▶ [What is asked]: Copy out all of the material exactly.

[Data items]
----
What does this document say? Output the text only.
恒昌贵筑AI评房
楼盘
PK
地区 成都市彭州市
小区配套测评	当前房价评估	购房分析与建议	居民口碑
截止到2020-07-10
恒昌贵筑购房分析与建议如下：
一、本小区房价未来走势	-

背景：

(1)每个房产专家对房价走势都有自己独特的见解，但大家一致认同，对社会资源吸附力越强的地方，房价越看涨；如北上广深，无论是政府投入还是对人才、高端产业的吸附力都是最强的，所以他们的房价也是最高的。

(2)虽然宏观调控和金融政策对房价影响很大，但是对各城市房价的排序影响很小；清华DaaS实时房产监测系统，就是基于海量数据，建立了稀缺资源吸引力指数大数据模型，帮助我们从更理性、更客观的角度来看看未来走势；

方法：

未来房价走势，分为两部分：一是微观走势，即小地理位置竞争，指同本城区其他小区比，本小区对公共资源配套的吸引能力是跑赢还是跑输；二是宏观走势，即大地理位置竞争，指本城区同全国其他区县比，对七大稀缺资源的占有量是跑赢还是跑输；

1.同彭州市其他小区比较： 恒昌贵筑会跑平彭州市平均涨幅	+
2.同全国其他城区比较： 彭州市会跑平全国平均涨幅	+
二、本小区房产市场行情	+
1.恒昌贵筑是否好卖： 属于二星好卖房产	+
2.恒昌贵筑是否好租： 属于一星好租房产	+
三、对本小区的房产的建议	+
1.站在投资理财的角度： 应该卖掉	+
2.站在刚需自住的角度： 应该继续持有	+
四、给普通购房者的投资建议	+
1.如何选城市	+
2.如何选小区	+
----
▶ [Expected answer]:
What does this document say? Output the text only.
恒昌贵筑AI评房
楼盘
PK
地区 成都市彭州市
小区配套测评	当前房价评估	购房分析与建议	居民口碑
截止到2020-07-10
恒昌贵筑购房分析与建议如下：
一、本小区房价未来走势	-

背景：

(1)每个房产专家对房价走势都有自己独特的见解，但大家一致认同，对社会资源吸附力越强的地方，房价越看涨；如北上广深，无论是政府投入还是对人才、高端产业的吸附力都是最强的，所以他们的房价也是最高的。

(2)虽然宏观调控和金融政策对房价影响很大，但是对各城市房价的排序影响很小；清华DaaS实时房产监测系统，就是基于海量数据，建立了稀缺资源吸引力指数大数据模型，帮助我们从更理性、更客观的角度来看看未来走势；

方法：

未来房价走势，分为两部分：一是微观走势，即小地理位置竞争，指同本城区其他小区比，本小区对公共资源配套的吸引能力是跑赢还是跑输；二是宏观走势，即大地理位置竞争，指本城区同全国其他区县比，对七大稀缺资源的占有量是跑赢还是跑输；

1.同彭州市其他小区比较： 恒昌贵筑会跑平彭州市平均涨幅	+
2.同全国其他城区比较： 彭州市会跑平全国平均涨幅	+
二、本小区房产市场行情	+
1.恒昌贵筑是否好卖： 属于二星好卖房产	+
2.恒昌贵筑是否好租： 属于一星好租房产	+
三、对本小区的房产的建议	+
1.站在投资理财的角度： 应该卖掉	+
2.站在刚需自住的角度： 应该继续持有	+
四、给普通购房者的投资建议	+
1.如何选城市	+
2.如何选小区	+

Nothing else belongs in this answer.